Set exercise: Count every line below that contains "color", then state the total with no other output.

[Some records]
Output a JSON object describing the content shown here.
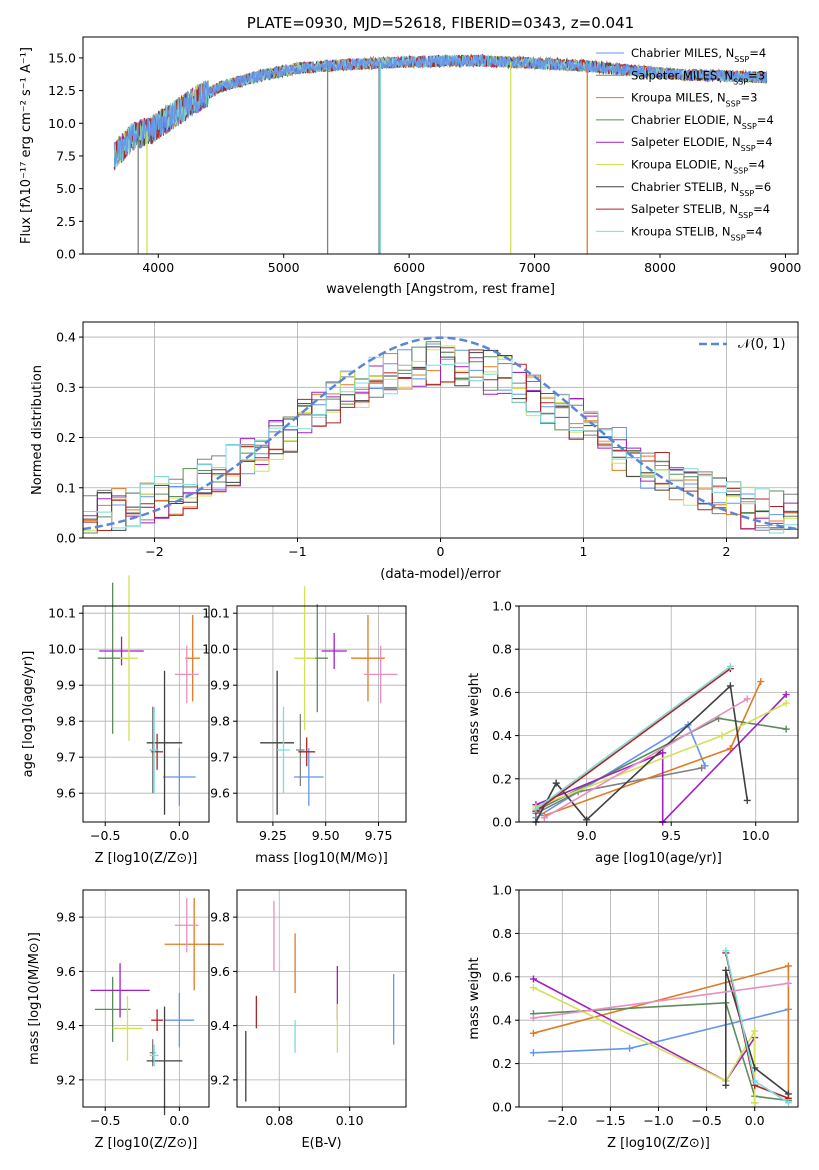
{
  "chart_data": [
    {
      "type": "line",
      "title": "PLATE=0930, MJD=52618, FIBERID=0343, z=0.041",
      "xlabel": "wavelength [Angstrom, rest frame]",
      "ylabel": "Flux [fλ10⁻¹⁷ erg cm⁻² s⁻¹ A⁻¹]",
      "xlim": [
        3400,
        9100
      ],
      "ylim": [
        0,
        16.6
      ],
      "xticks": [
        "4000",
        "5000",
        "6000",
        "7000",
        "8000",
        "9000"
      ],
      "yticks": [
        "0.0",
        "2.5",
        "5.0",
        "7.5",
        "10.0",
        "12.5",
        "15.0"
      ],
      "legend_position": "upper right",
      "series": [
        {
          "name": "Chabrier MILES, N_SSP=4",
          "color": "#6495ed"
        },
        {
          "name": "Salpeter MILES, N_SSP=3",
          "color": "#808080"
        },
        {
          "name": "Kroupa MILES, N_SSP=3",
          "color": "#e07b24"
        },
        {
          "name": "Chabrier ELODIE, N_SSP=4",
          "color": "#5b8c5a"
        },
        {
          "name": "Salpeter ELODIE, N_SSP=4",
          "color": "#a020c0"
        },
        {
          "name": "Kroupa ELODIE, N_SSP=4",
          "color": "#d4e157"
        },
        {
          "name": "Chabrier STELIB, N_SSP=6",
          "color": "#404040"
        },
        {
          "name": "Salpeter STELIB, N_SSP=4",
          "color": "#b22222"
        },
        {
          "name": "Kroupa STELIB, N_SSP=4",
          "color": "#7fdcdc"
        }
      ],
      "continuum": {
        "x": [
          3650,
          3800,
          3950,
          4100,
          4300,
          4500,
          4800,
          5100,
          5500,
          6000,
          6500,
          7000,
          7400,
          7800,
          8200,
          8600,
          8850
        ],
        "y": [
          7.5,
          9.0,
          9.5,
          10.5,
          11.8,
          12.8,
          13.6,
          14.2,
          14.5,
          14.7,
          14.8,
          14.6,
          14.4,
          14.0,
          13.7,
          13.6,
          13.5
        ]
      }
    },
    {
      "type": "bar",
      "xlabel": "(data-model)/error",
      "ylabel": "Normed distribution",
      "xlim": [
        -2.5,
        2.5
      ],
      "ylim": [
        0,
        0.43
      ],
      "xticks": [
        "−2",
        "−1",
        "0",
        "1",
        "2"
      ],
      "yticks": [
        "0.0",
        "0.1",
        "0.2",
        "0.3",
        "0.4"
      ],
      "reference_curve": {
        "name": "N(0,1)",
        "label": "𝒩(0, 1)",
        "color": "#5b86d6"
      },
      "histogram_bins": 50,
      "histogram_note": "step histograms for each of the 9 fits approximately following N(0,1)"
    },
    {
      "type": "scatter",
      "xlabel": "Z [log10(Z/Z⊙)]",
      "ylabel": "age  [log10(age/yr)]",
      "xlim": [
        -0.65,
        0.2
      ],
      "ylim": [
        9.52,
        10.12
      ],
      "xticks": [
        "−0.5",
        "0.0"
      ],
      "yticks": [
        "9.6",
        "9.7",
        "9.8",
        "9.9",
        "10.0",
        "10.1"
      ],
      "points": [
        {
          "series": "Chabrier MILES",
          "x": 0.0,
          "y": 9.645,
          "xerr": 0.11,
          "yerr": 0.08
        },
        {
          "series": "Salpeter MILES",
          "x": -0.18,
          "y": 9.72,
          "xerr": 0.02,
          "yerr": 0.12
        },
        {
          "series": "Kroupa MILES",
          "x": 0.09,
          "y": 9.975,
          "xerr": 0.05,
          "yerr": 0.12
        },
        {
          "series": "Chabrier ELODIE",
          "x": -0.45,
          "y": 9.975,
          "xerr": 0.1,
          "yerr": 0.21
        },
        {
          "series": "Salpeter ELODIE",
          "x": -0.39,
          "y": 9.995,
          "xerr": 0.15,
          "yerr": 0.04
        },
        {
          "series": "Kroupa ELODIE",
          "x": -0.34,
          "y": 9.975,
          "xerr": 0.06,
          "yerr": 0.23
        },
        {
          "series": "Chabrier STELIB",
          "x": -0.1,
          "y": 9.74,
          "xerr": 0.12,
          "yerr": 0.2
        },
        {
          "series": "Salpeter STELIB",
          "x": -0.15,
          "y": 9.715,
          "xerr": 0.04,
          "yerr": 0.05
        },
        {
          "series": "Kroupa STELIB",
          "x": -0.17,
          "y": 9.72,
          "xerr": 0.03,
          "yerr": 0.12
        },
        {
          "series": "extra (pink)",
          "x": 0.05,
          "y": 9.93,
          "xerr": 0.08,
          "yerr": 0.08
        }
      ]
    },
    {
      "type": "scatter",
      "xlabel": "mass [log10(M/M⊙)]",
      "ylim": [
        9.52,
        10.12
      ],
      "xlim": [
        9.08,
        9.88
      ],
      "xticks": [
        "9.25",
        "9.50",
        "9.75"
      ],
      "yticks": [
        "9.6",
        "9.7",
        "9.8",
        "9.9",
        "10.0",
        "10.1"
      ],
      "points": [
        {
          "series": "Chabrier MILES",
          "x": 9.42,
          "y": 9.645,
          "xerr": 0.07,
          "yerr": 0.08
        },
        {
          "series": "Salpeter MILES",
          "x": 9.38,
          "y": 9.72,
          "xerr": 0.02,
          "yerr": 0.1
        },
        {
          "series": "Kroupa MILES",
          "x": 9.7,
          "y": 9.975,
          "xerr": 0.08,
          "yerr": 0.12
        },
        {
          "series": "Chabrier ELODIE",
          "x": 9.46,
          "y": 9.975,
          "xerr": 0.05,
          "yerr": 0.15
        },
        {
          "series": "Salpeter ELODIE",
          "x": 9.54,
          "y": 9.995,
          "xerr": 0.06,
          "yerr": 0.05
        },
        {
          "series": "Kroupa ELODIE",
          "x": 9.4,
          "y": 9.975,
          "xerr": 0.05,
          "yerr": 0.2
        },
        {
          "series": "Chabrier STELIB",
          "x": 9.27,
          "y": 9.74,
          "xerr": 0.08,
          "yerr": 0.2
        },
        {
          "series": "Salpeter STELIB",
          "x": 9.41,
          "y": 9.715,
          "xerr": 0.04,
          "yerr": 0.04
        },
        {
          "series": "Kroupa STELIB",
          "x": 9.3,
          "y": 9.72,
          "xerr": 0.03,
          "yerr": 0.12
        },
        {
          "series": "extra (pink)",
          "x": 9.76,
          "y": 9.93,
          "xerr": 0.08,
          "yerr": 0.08
        }
      ]
    },
    {
      "type": "line",
      "xlabel": "age  [log10(age/yr)]",
      "ylabel": "mass weight",
      "xlim": [
        8.6,
        10.25
      ],
      "ylim": [
        0,
        1
      ],
      "xticks": [
        "9.0",
        "9.5",
        "10.0"
      ],
      "yticks": [
        "0.0",
        "0.2",
        "0.4",
        "0.6",
        "0.8",
        "1.0"
      ],
      "series": [
        {
          "name": "Chabrier MILES",
          "x": [
            8.7,
            9.6,
            9.7
          ],
          "y": [
            0.02,
            0.45,
            0.26
          ]
        },
        {
          "name": "Salpeter MILES",
          "x": [
            8.7,
            8.95,
            9.68
          ],
          "y": [
            0.04,
            0.14,
            0.25
          ]
        },
        {
          "name": "Kroupa MILES",
          "x": [
            8.75,
            9.85,
            10.03
          ],
          "y": [
            0.03,
            0.34,
            0.65
          ]
        },
        {
          "name": "Chabrier ELODIE",
          "x": [
            8.72,
            9.78,
            10.18
          ],
          "y": [
            0.06,
            0.48,
            0.43
          ]
        },
        {
          "name": "Salpeter ELODIE",
          "x": [
            8.7,
            9.45,
            9.45,
            9.45,
            10.18
          ],
          "y": [
            0.08,
            0.32,
            0.0,
            0.0,
            0.59
          ]
        },
        {
          "name": "Kroupa ELODIE",
          "x": [
            8.7,
            9.8,
            10.18
          ],
          "y": [
            0.07,
            0.4,
            0.55
          ]
        },
        {
          "name": "Chabrier STELIB",
          "x": [
            8.7,
            8.82,
            9.0,
            9.85,
            9.95
          ],
          "y": [
            0.0,
            0.18,
            0.01,
            0.63,
            0.1
          ]
        },
        {
          "name": "Salpeter STELIB",
          "x": [
            8.7,
            9.85
          ],
          "y": [
            0.05,
            0.71
          ]
        },
        {
          "name": "Kroupa STELIB",
          "x": [
            8.7,
            9.85
          ],
          "y": [
            0.06,
            0.72
          ]
        },
        {
          "name": "extra (pink)",
          "x": [
            8.75,
            9.95
          ],
          "y": [
            0.02,
            0.57
          ]
        }
      ]
    },
    {
      "type": "scatter",
      "xlabel": "Z [log10(Z/Z⊙)]",
      "ylabel": "mass [log10(M/M⊙)]",
      "xlim": [
        -0.65,
        0.2
      ],
      "ylim": [
        9.1,
        9.9
      ],
      "xticks": [
        "−0.5",
        "0.0"
      ],
      "yticks": [
        "9.2",
        "9.4",
        "9.6",
        "9.8"
      ],
      "points": [
        {
          "series": "Chabrier MILES",
          "x": 0.0,
          "y": 9.42,
          "xerr": 0.1,
          "yerr": 0.1
        },
        {
          "series": "Salpeter MILES",
          "x": -0.18,
          "y": 9.3,
          "xerr": 0.02,
          "yerr": 0.05
        },
        {
          "series": "Kroupa MILES",
          "x": 0.1,
          "y": 9.7,
          "xerr": 0.2,
          "yerr": 0.17
        },
        {
          "series": "Chabrier ELODIE",
          "x": -0.45,
          "y": 9.46,
          "xerr": 0.12,
          "yerr": 0.12
        },
        {
          "series": "Salpeter ELODIE",
          "x": -0.4,
          "y": 9.53,
          "xerr": 0.2,
          "yerr": 0.1
        },
        {
          "series": "Kroupa ELODIE",
          "x": -0.35,
          "y": 9.39,
          "xerr": 0.1,
          "yerr": 0.12
        },
        {
          "series": "Chabrier STELIB",
          "x": -0.1,
          "y": 9.27,
          "xerr": 0.12,
          "yerr": 0.2
        },
        {
          "series": "Salpeter STELIB",
          "x": -0.15,
          "y": 9.42,
          "xerr": 0.04,
          "yerr": 0.04
        },
        {
          "series": "Kroupa STELIB",
          "x": -0.17,
          "y": 9.29,
          "xerr": 0.03,
          "yerr": 0.04
        },
        {
          "series": "extra (pink)",
          "x": 0.05,
          "y": 9.77,
          "xerr": 0.08,
          "yerr": 0.1
        }
      ]
    },
    {
      "type": "scatter",
      "xlabel": "E(B-V)",
      "xlim": [
        0.068,
        0.116
      ],
      "ylim": [
        9.1,
        9.9
      ],
      "xticks": [
        "0.08",
        "0.10"
      ],
      "yticks": [
        "9.2",
        "9.4",
        "9.6",
        "9.8"
      ],
      "points": [
        {
          "series": "Chabrier MILES",
          "x": 0.1125,
          "y": 9.46,
          "yerr": 0.13
        },
        {
          "series": "Kroupa MILES",
          "x": 0.0845,
          "y": 9.63,
          "yerr": 0.11
        },
        {
          "series": "Salpeter ELODIE",
          "x": 0.0965,
          "y": 9.52,
          "yerr": 0.1
        },
        {
          "series": "Kroupa ELODIE",
          "x": 0.0965,
          "y": 9.39,
          "yerr": 0.09
        },
        {
          "series": "Chabrier STELIB",
          "x": 0.0705,
          "y": 9.25,
          "yerr": 0.13
        },
        {
          "series": "Salpeter STELIB",
          "x": 0.0735,
          "y": 9.45,
          "yerr": 0.06
        },
        {
          "series": "Kroupa STELIB",
          "x": 0.0845,
          "y": 9.36,
          "yerr": 0.06
        },
        {
          "series": "extra (pink)",
          "x": 0.0785,
          "y": 9.73,
          "yerr": 0.13
        }
      ]
    },
    {
      "type": "line",
      "xlabel": "Z [log10(Z/Z⊙)]",
      "ylabel": "mass weight",
      "xlim": [
        -2.45,
        0.45
      ],
      "ylim": [
        0,
        1
      ],
      "xticks": [
        "−2.0",
        "−1.5",
        "−1.0",
        "−0.5",
        "0.0"
      ],
      "yticks": [
        "0.0",
        "0.2",
        "0.4",
        "0.6",
        "0.8",
        "1.0"
      ],
      "series": [
        {
          "name": "Chabrier MILES",
          "x": [
            -2.3,
            -1.3,
            0.35
          ],
          "y": [
            0.25,
            0.27,
            0.45
          ]
        },
        {
          "name": "Kroupa MILES",
          "x": [
            -2.3,
            0.35,
            0.35
          ],
          "y": [
            0.34,
            0.65,
            0.03
          ]
        },
        {
          "name": "Chabrier ELODIE",
          "x": [
            -2.3,
            -0.3,
            0.0,
            0.35
          ],
          "y": [
            0.43,
            0.48,
            0.05,
            0.03
          ]
        },
        {
          "name": "Salpeter ELODIE",
          "x": [
            -2.3,
            -0.3,
            0.0,
            0.0
          ],
          "y": [
            0.59,
            0.12,
            0.32,
            0.02
          ]
        },
        {
          "name": "Kroupa ELODIE",
          "x": [
            -2.3,
            -0.3,
            0.0,
            0.0
          ],
          "y": [
            0.55,
            0.12,
            0.35,
            0.02
          ]
        },
        {
          "name": "Chabrier STELIB",
          "x": [
            -0.3,
            -0.3,
            0.0,
            0.35
          ],
          "y": [
            0.1,
            0.63,
            0.18,
            0.06
          ]
        },
        {
          "name": "Salpeter STELIB",
          "x": [
            -0.3,
            0.0,
            0.35
          ],
          "y": [
            0.71,
            0.1,
            0.04
          ]
        },
        {
          "name": "Kroupa STELIB",
          "x": [
            -0.3,
            0.0,
            0.35
          ],
          "y": [
            0.72,
            0.12,
            0.02
          ]
        },
        {
          "name": "extra (pink)",
          "x": [
            -2.3,
            0.35
          ],
          "y": [
            0.41,
            0.57
          ]
        }
      ]
    }
  ]
}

Output of the task: 10